Crafting Organizational Information Security Policies
Research output: Book/Report › Doctoral thesis › Collection of Articles
|Publisher||Tampere University of Technology|
|Number of pages||85|
|Publication status||Published - 18 Nov 2017|
|Publication type||G5 Doctoral dissertation (article)|
|Name||Tampere University of Technology. Publication|
The importance of an InfoSec policy has resulted in scholarly research on the policy’s contents and structure, and on the means to promote employee compliance to the set policies. In regards to policy development, research has privileged abstractions – abstract methods and procedures policy development should follow. By emphasizing such abstractions, research has paid less attention to how policies are crafted in practice.
Therefore, the purpose of this dissertation, which consists of a compendium of articles, is to increase our understanding of the crafting of InfoSec policies. Theoretically, the dissertation draws on practice theory, which takes orderly social and materially mediated doings and sayings (“practices”) as an arena for studying organizational phenomena. Empirically, the dissertation includes three qualitative studies: two ethnographic studies on InfoSec policy crafting and one case study on the implications of the crafting to policy compliance. Empirical material includes participant and non-participant observation, documentary sources, and semistructured interviews.

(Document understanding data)
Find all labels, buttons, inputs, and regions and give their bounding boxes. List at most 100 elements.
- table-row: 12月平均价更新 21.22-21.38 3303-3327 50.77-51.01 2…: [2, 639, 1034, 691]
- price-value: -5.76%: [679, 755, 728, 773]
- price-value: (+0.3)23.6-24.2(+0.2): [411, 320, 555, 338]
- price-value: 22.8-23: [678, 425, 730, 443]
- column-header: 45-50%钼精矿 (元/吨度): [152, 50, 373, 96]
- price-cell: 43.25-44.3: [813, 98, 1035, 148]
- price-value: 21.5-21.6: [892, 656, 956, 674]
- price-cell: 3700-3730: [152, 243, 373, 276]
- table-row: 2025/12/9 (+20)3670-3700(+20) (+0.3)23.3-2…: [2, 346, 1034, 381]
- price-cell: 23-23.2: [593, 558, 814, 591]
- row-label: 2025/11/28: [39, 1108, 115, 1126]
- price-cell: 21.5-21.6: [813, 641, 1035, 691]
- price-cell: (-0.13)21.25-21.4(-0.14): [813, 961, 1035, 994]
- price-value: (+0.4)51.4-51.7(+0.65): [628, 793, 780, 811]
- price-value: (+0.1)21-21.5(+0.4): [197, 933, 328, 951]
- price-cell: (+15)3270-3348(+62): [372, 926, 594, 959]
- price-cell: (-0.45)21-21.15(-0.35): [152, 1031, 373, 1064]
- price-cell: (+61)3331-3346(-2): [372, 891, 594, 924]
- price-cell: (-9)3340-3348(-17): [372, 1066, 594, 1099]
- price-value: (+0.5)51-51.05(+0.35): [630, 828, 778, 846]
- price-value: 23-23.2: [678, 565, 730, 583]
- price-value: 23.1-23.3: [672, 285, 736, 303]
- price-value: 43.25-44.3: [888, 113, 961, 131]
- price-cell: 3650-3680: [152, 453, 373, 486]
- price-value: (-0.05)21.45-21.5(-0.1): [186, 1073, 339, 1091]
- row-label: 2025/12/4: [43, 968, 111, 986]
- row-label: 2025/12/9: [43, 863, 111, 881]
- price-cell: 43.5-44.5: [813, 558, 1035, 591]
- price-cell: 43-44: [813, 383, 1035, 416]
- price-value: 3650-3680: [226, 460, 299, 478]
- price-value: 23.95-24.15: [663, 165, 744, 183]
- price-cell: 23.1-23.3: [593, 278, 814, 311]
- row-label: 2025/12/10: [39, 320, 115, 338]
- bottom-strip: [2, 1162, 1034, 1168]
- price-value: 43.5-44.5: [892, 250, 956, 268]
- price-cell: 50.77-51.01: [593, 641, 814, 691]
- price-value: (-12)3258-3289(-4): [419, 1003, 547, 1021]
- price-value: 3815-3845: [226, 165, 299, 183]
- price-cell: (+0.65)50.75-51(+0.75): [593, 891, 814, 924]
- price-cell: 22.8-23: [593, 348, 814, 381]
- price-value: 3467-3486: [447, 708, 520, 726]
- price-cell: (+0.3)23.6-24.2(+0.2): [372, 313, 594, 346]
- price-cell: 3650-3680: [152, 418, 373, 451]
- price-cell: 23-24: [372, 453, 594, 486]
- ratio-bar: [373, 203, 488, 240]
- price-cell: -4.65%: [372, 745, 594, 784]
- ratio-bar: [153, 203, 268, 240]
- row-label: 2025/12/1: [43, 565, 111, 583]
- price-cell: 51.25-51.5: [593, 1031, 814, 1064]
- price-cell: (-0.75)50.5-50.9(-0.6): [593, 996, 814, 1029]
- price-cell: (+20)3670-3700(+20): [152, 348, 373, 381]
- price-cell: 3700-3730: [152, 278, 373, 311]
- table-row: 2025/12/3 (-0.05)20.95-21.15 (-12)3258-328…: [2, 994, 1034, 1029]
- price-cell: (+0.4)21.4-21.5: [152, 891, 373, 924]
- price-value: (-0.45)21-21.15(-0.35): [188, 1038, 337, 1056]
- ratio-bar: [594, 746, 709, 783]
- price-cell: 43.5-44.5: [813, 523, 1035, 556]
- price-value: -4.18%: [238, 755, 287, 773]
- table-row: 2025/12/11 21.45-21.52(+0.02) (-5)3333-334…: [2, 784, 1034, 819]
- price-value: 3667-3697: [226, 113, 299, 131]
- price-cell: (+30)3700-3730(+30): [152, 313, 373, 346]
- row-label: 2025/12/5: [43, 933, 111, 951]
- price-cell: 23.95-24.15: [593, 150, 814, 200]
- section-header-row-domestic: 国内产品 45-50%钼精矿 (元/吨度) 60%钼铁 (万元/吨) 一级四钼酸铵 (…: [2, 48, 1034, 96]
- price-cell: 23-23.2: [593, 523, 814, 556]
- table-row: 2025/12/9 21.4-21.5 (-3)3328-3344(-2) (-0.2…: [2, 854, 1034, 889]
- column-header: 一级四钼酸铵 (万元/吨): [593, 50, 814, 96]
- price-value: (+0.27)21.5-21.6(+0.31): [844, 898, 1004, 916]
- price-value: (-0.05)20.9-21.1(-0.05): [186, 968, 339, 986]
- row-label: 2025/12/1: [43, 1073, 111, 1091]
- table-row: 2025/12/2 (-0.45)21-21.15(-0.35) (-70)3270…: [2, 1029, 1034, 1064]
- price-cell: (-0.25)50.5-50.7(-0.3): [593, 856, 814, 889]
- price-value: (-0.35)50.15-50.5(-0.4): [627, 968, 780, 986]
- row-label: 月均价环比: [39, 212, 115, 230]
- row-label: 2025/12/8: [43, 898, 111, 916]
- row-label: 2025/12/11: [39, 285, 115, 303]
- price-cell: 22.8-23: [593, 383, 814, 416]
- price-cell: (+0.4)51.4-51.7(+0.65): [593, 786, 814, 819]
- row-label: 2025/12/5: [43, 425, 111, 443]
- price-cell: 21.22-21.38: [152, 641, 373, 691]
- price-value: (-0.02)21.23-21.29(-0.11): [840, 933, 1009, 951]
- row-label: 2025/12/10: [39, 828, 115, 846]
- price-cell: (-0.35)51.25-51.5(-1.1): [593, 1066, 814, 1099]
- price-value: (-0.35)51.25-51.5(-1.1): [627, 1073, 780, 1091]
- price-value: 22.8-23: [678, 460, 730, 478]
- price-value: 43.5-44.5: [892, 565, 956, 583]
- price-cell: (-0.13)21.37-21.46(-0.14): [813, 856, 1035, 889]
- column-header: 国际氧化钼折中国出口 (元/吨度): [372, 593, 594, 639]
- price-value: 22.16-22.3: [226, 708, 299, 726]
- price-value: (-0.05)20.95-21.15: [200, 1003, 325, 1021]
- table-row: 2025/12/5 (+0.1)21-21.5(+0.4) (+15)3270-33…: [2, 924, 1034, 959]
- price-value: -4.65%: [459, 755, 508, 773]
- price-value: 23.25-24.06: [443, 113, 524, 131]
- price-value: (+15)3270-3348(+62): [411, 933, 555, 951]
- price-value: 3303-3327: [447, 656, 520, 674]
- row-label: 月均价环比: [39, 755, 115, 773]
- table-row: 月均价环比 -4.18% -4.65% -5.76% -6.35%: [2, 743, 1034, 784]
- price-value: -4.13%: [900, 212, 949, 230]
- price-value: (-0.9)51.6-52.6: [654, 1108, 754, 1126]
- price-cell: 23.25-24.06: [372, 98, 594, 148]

WHAT YOU WILL DO – Pick up the abstract about crafting information security policies where it stops, continuing after its last sentence.

RESULT OF THIS TASK –
The dissertation contributes to the literature on information security management. The primary contribution of this dissertation is the conceptualization of InfoSec policy crafting as emerging in the lived contradictions between the international information security best practices and the local organizational practices. More broadly, the dissertation contributes to research on InfoSec policy development by positing that to understand policy crafting requires deep engagement with the actors who participate in the policy crafting and with the field where the policy is crafted. Further, the dissertation contributes to discussions on policy compliance by suggesting that compliance should be considered as partly emerging from and through the practices of the policy crafting and as relational to them. The potential for developing the policy as a joint engagement with different organizational members should not be underestimated.
The argument developed in this dissertation is that both organizations and research should place more emphasis on the practical accomplishment of InfoSec policy crafting. InfoSec policy development is not about following a rote procedure, but is a practical, joined, and skilled accomplishment – a craft. Policy crafting influences what is included in and excluded from the policy and how the policy will be complied with.